Short problem: Restate, word for word, all of the material shown below.

***** Given data *****

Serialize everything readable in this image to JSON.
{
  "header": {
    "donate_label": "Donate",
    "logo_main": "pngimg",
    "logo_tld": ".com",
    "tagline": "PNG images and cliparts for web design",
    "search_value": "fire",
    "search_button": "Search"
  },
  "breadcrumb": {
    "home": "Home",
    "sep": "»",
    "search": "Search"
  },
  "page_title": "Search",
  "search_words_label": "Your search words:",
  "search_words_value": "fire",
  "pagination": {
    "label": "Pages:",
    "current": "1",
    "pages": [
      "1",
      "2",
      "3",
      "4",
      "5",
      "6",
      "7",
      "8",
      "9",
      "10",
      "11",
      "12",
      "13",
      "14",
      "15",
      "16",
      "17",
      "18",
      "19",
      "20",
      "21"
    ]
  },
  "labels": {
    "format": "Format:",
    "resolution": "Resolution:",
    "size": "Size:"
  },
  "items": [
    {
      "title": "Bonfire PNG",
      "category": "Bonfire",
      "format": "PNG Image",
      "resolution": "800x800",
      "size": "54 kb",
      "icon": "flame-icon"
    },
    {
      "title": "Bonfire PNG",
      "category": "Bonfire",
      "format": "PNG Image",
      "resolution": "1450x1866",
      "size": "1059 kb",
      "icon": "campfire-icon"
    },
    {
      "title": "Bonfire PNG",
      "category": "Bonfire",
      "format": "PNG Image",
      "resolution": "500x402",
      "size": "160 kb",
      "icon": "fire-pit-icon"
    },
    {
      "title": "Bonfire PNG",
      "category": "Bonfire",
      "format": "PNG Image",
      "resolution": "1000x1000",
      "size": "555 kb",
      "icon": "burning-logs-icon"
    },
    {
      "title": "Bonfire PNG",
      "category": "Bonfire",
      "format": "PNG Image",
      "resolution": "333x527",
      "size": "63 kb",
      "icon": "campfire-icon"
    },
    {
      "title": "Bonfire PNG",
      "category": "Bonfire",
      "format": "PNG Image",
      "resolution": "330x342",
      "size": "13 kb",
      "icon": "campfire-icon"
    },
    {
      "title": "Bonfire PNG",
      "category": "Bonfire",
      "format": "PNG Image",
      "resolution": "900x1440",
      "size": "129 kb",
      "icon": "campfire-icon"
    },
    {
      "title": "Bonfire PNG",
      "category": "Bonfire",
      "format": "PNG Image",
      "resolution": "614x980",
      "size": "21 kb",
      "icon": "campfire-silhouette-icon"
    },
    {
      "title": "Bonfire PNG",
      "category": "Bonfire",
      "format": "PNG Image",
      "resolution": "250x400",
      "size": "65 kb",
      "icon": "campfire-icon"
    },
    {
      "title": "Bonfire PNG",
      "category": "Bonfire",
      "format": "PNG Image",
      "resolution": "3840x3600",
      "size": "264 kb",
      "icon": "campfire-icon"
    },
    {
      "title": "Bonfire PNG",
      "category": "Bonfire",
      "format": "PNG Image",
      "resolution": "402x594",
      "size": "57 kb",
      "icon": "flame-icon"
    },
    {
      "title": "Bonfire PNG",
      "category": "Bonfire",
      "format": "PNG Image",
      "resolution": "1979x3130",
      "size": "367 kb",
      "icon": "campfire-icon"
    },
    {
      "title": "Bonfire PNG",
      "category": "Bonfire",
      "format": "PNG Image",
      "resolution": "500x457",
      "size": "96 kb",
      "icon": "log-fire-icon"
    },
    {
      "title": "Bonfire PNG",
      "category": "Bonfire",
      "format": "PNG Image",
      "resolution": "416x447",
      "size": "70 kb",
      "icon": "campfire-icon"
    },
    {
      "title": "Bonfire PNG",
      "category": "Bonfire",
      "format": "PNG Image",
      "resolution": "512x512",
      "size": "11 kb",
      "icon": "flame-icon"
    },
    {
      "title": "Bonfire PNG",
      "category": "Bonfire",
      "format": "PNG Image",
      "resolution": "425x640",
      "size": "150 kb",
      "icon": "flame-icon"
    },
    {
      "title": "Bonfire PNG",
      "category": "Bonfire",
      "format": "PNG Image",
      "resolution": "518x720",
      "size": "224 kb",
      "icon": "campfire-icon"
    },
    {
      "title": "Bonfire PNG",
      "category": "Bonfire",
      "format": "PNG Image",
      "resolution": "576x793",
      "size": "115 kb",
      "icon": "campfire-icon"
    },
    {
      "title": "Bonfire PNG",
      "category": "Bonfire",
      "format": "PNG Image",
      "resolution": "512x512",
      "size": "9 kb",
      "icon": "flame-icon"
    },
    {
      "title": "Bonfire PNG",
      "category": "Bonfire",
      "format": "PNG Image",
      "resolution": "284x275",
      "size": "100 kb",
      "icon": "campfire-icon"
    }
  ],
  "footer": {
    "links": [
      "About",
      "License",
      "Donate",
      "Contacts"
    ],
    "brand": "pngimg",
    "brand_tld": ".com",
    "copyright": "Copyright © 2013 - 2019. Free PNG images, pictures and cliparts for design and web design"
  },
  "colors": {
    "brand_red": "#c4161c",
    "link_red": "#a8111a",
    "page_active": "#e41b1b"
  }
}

*****

Full response:
Serialize everything readable in this image to JSON.
{
  "header": {
    "donate_label": "Donate",
    "logo_main": "pngimg",
    "logo_tld": ".com",
    "tagline": "PNG images and cliparts for web design",
    "search_value": "fire",
    "search_button": "Search"
  },
  "breadcrumb": {
    "home": "Home",
    "sep": "»",
    "search": "Search"
  },
  "page_title": "Search",
  "search_words_label": "Your search words:",
  "search_words_value": "fire",
  "pagination": {
    "label": "Pages:",
    "current": "1",
    "pages": [
      "1",
      "2",
      "3",
      "4",
      "5",
      "6",
      "7",
      "8",
      "9",
      "10",
      "11",
      "12",
      "13",
      "14",
      "15",
      "16",
      "17",
      "18",
      "19",
      "20",
      "21"
    ]
  },
  "labels": {
    "format": "Format:",
    "resolution": "Resolution:",
    "size": "Size:"
  },
  "items": [
    {
      "title": "Bonfire PNG",
      "category": "Bonfire",
      "format": "PNG Image",
      "resolution": "800x800",
      "size": "54 kb",
      "icon": "flame-icon"
    },
    {
      "title": "Bonfire PNG",
      "category": "Bonfire",
      "format": "PNG Image",
      "resolution": "1450x1866",
      "size": "1059 kb",
      "icon": "campfire-icon"
    },
    {
      "title": "Bonfire PNG",
      "category": "Bonfire",
      "format": "PNG Image",
      "resolution": "500x402",
      "size": "160 kb",
      "icon": "fire-pit-icon"
    },
    {
      "title": "Bonfire PNG",
      "category": "Bonfire",
      "format": "PNG Image",
      "resolution": "1000x1000",
      "size": "555 kb",
      "icon": "burning-logs-icon"
    },
    {
      "title": "Bonfire PNG",
      "category": "Bonfire",
      "format": "PNG Image",
      "resolution": "333x527",
      "size": "63 kb",
      "icon": "campfire-icon"
    },
    {
      "title": "Bonfire PNG",
      "category": "Bonfire",
      "format": "PNG Image",
      "resolution": "330x342",
      "size": "13 kb",
      "icon": "campfire-icon"
    },
    {
      "title": "Bonfire PNG",
      "category": "Bonfire",
      "format": "PNG Image",
      "resolution": "900x1440",
      "size": "129 kb",
      "icon": "campfire-icon"
    },
    {
      "title": "Bonfire PNG",
      "category": "Bonfire",
      "format": "PNG Image",
      "resolution": "614x980",
      "size": "21 kb",
      "icon": "campfire-silhouette-icon"
    },
    {
      "title": "Bonfire PNG",
      "category": "Bonfire",
      "format": "PNG Image",
      "resolution": "250x400",
      "size": "65 kb",
      "icon": "campfire-icon"
    },
    {
      "title": "Bonfire PNG",
      "category": "Bonfire",
      "format": "PNG Image",
      "resolution": "3840x3600",
      "size": "264 kb",
      "icon": "campfire-icon"
    },
    {
      "title": "Bonfire PNG",
      "category": "Bonfire",
      "format": "PNG Image",
      "resolution": "402x594",
      "size": "57 kb",
      "icon": "flame-icon"
    },
    {
      "title": "Bonfire PNG",
      "category": "Bonfire",
      "format": "PNG Image",
      "resolution": "1979x3130",
      "size": "367 kb",
      "icon": "campfire-icon"
    },
    {
      "title": "Bonfire PNG",
      "category": "Bonfire",
      "format": "PNG Image",
      "resolution": "500x457",
      "size": "96 kb",
      "icon": "log-fire-icon"
    },
    {
      "title": "Bonfire PNG",
      "category": "Bonfire",
      "format": "PNG Image",
      "resolution": "416x447",
      "size": "70 kb",
      "icon": "campfire-icon"
    },
    {
      "title": "Bonfire PNG",
      "category": "Bonfire",
      "format": "PNG Image",
      "resolution": "512x512",
      "size": "11 kb",
      "icon": "flame-icon"
    },
    {
      "title": "Bonfire PNG",
      "category": "Bonfire",
      "format": "PNG Image",
      "resolution": "425x640",
      "size": "150 kb",
      "icon": "flame-icon"
    },
    {
      "title": "Bonfire PNG",
      "category": "Bonfire",
      "format": "PNG Image",
      "resolution": "518x720",
      "size": "224 kb",
      "icon": "campfire-icon"
    },
    {
      "title": "Bonfire PNG",
      "category": "Bonfire",
      "format": "PNG Image",
      "resolution": "576x793",
      "size": "115 kb",
      "icon": "campfire-icon"
    },
    {
      "title": "Bonfire PNG",
      "category": "Bonfire",
      "format": "PNG Image",
      "resolution": "512x512",
      "size": "9 kb",
      "icon": "flame-icon"
    },
    {
      "title": "Bonfire PNG",
      "category": "Bonfire",
      "format": "PNG Image",
      "resolution": "284x275",
      "size": "100 kb",
      "icon": "campfire-icon"
    }
  ],
  "footer": {
    "links": [
      "About",
      "License",
      "Donate",
      "Contacts"
    ],
    "brand": "pngimg",
    "brand_tld": ".com",
    "copyright": "Copyright © 2013 - 2019. Free PNG images, pictures and cliparts for design and web design"
  },
  "colors": {
    "brand_red": "#c4161c",
    "link_red": "#a8111a",
    "page_active": "#e41b1b"
  }
}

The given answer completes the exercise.